**Work required:** From the discussion about Hilbert below, output the passage from "The second scenario." up to and including "6 June 2015 (CEST)", word for word.

The second scenario. Hilbert's intention was more modest: to create a formal arithmetics that proves "the truth, and nothing but the truth" but not quite "the whole truth" about natural numbers. It was enough for him, if the theory solves all "mathematically feasible" questions.

Boris Tsirelson (talk) 11:03, 6 June 2015 (CEST)

Well, from the article (as of now) I understand that the answer to my question is "the first scenario". Boris Tsirelson (talk) 18:49, 9 June 2015 (CEST)
Yes, as you say, Hilbert, a mathematician of great renown, nevertheless entertained notions that we nowadays regard as naive.
Yet, as we say this, we smile and recall that few things in mathematics (even fewer in everyday life?) come into being fully formed and wholly mature -- as did Athena, who is said to have sprung full-blown from the head of Zeus!
It is enough to note that the subtitle of the ‘’E of M’’ article Set theory is naive to remind ourselves of the difficult journey from yesterday’s ‘’Unknown Unknowns’’ to tomorrow’s ‘’Known Knowns’’ -- I'm thinking here of U.S. Vice President Dick Cheney's famous remarks about these two notions. With respect to perplexing matters in mathematics (and in everyday life!), we repeatedly find ourselves somewhere in the midst of such a journey.
Hilbert was not the first mathematician to insist that some branch or other of mathematics needed to be placed on a firm(er) foundation, that mathematical concepts needed to be defined (more) rigourously, that mathematical assumptions needed to be stated (more) explicitly, and that more formal methods needed to replace intuition.
Hilbert must have known in 1900 what we know today, namely, that in all such efforts, the formalisms (e.g. definitions and axioms) that we develop inside mathematics are a way of expressing our regard for and paying our respect to the intuitive notions outside mathematics from which those formalisms have spring and upon which they are ultimately based.
William Hayes (talk) 17:22, 11 June 2015 (CEST) Best regards. It's always a pleasure to read and reflect on your comments.

The difference between mathematics and philosophy?

Thank you for your candid and very interesting reflection. Quite obviously you, yourself, have also been a student of philosophy!

No, never! :-) Though, one of the two my most influential teachers was a logician. [1] Boris Tsirelson (talk) 18:21, 8 June 2015 (CEST)

Thinking about this subject (Foundations of Math -- Indeed, are there any?) brought to mind a long-ago event in which one of my math profs at Rutgers, in a brief conversation, worked some mentoring magic in my undergraduate life.

**Excerpted records:**

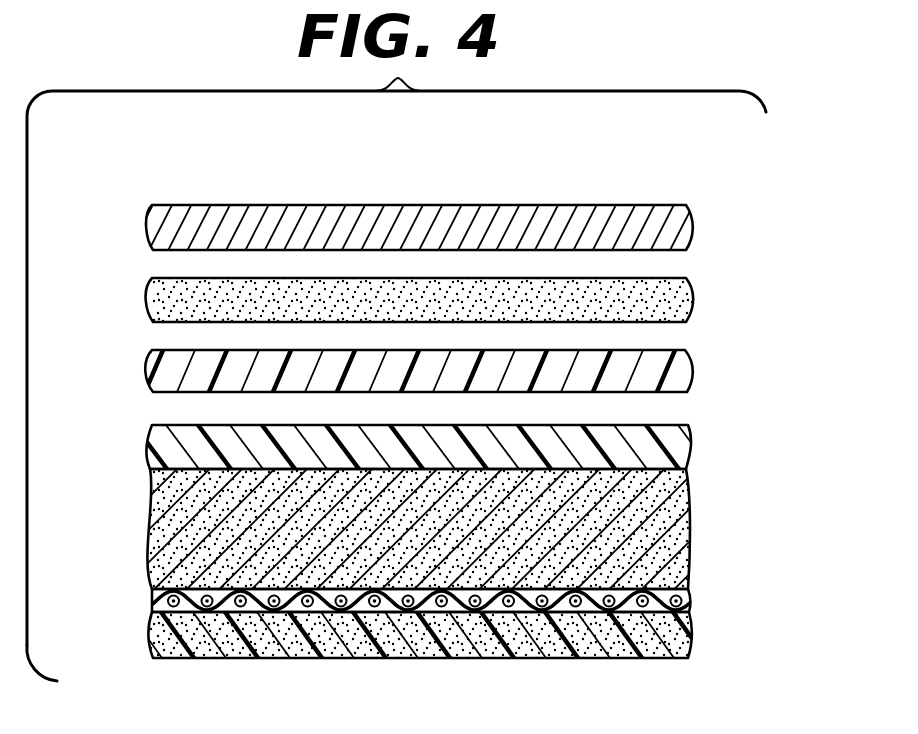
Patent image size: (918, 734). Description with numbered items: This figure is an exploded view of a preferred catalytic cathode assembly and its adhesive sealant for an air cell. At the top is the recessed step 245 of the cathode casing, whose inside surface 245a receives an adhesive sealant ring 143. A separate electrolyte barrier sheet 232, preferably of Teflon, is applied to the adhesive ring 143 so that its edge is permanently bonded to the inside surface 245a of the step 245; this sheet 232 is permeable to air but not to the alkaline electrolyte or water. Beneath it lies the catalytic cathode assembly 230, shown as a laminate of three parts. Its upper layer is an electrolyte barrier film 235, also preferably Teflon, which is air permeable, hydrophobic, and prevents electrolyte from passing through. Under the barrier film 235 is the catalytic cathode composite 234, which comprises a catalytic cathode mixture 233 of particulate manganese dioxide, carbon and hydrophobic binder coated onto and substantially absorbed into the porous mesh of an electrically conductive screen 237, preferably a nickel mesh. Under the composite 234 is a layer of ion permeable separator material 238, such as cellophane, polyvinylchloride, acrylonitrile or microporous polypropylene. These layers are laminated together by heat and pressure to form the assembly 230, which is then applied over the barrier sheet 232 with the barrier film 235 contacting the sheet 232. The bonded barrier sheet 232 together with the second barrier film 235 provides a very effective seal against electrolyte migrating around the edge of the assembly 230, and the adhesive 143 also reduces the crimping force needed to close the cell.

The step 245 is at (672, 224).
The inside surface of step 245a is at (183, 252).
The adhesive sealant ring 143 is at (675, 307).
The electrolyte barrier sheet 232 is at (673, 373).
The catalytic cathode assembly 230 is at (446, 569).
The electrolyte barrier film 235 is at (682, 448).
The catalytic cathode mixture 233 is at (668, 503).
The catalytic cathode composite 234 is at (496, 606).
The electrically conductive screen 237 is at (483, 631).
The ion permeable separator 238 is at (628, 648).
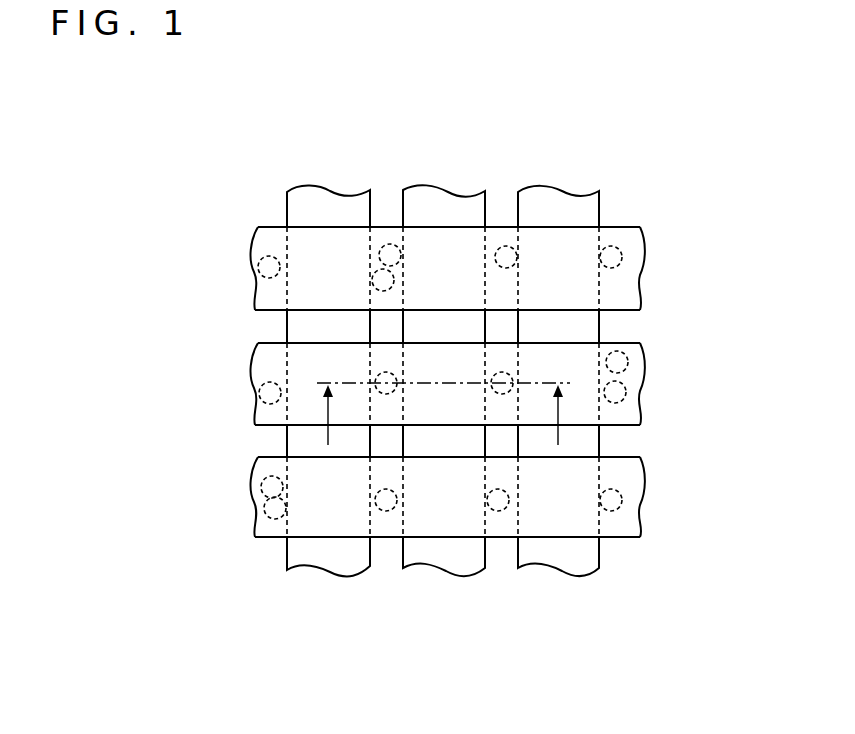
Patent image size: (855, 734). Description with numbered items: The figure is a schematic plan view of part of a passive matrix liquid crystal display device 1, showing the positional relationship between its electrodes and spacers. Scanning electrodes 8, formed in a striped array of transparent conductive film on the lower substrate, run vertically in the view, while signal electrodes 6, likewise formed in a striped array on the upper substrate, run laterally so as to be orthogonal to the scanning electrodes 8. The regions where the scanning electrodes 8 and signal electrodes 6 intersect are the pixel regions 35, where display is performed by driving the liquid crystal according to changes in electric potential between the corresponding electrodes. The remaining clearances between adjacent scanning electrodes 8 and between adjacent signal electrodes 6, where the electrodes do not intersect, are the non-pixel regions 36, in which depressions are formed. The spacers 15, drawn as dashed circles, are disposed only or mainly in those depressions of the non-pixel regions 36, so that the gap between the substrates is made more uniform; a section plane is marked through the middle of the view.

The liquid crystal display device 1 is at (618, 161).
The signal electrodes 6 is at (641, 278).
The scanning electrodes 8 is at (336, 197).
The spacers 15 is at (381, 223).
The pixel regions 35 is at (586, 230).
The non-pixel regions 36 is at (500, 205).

==

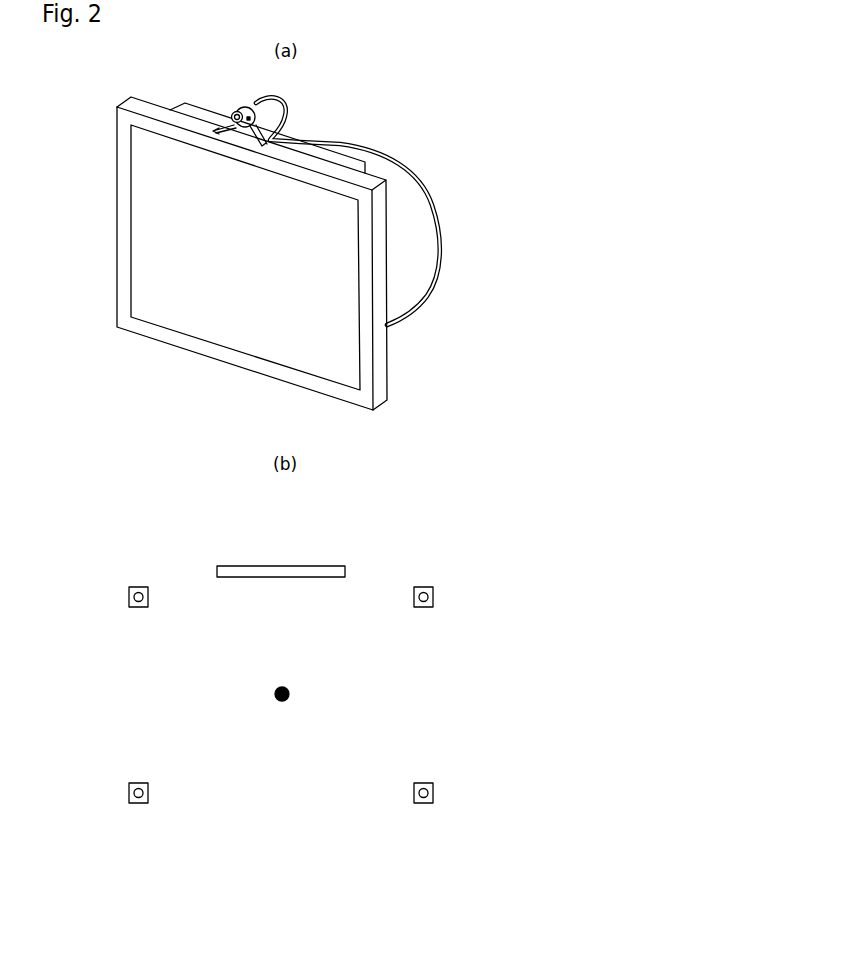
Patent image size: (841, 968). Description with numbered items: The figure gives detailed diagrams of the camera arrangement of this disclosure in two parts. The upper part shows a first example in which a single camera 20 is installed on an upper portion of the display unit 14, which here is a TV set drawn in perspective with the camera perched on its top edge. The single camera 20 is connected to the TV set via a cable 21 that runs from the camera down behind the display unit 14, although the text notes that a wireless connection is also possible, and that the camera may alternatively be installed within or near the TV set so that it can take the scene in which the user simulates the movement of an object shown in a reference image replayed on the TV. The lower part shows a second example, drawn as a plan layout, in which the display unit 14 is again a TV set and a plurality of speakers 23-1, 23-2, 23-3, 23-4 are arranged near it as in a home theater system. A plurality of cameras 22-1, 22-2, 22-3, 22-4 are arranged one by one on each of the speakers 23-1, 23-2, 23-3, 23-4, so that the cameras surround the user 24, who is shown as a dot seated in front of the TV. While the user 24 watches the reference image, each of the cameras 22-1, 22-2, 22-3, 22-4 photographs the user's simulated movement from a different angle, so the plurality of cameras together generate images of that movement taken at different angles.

**Full solution:**
The second scenario. Hilbert's intention was more modest: to create a formal arithmetics that proves "the truth, and nothing but the truth" but not quite "the whole truth" about natural numbers. It was enough for him, if the theory solves all "mathematically feasible" questions.

Boris Tsirelson (talk) 11:03, 6 June 2015 (CEST)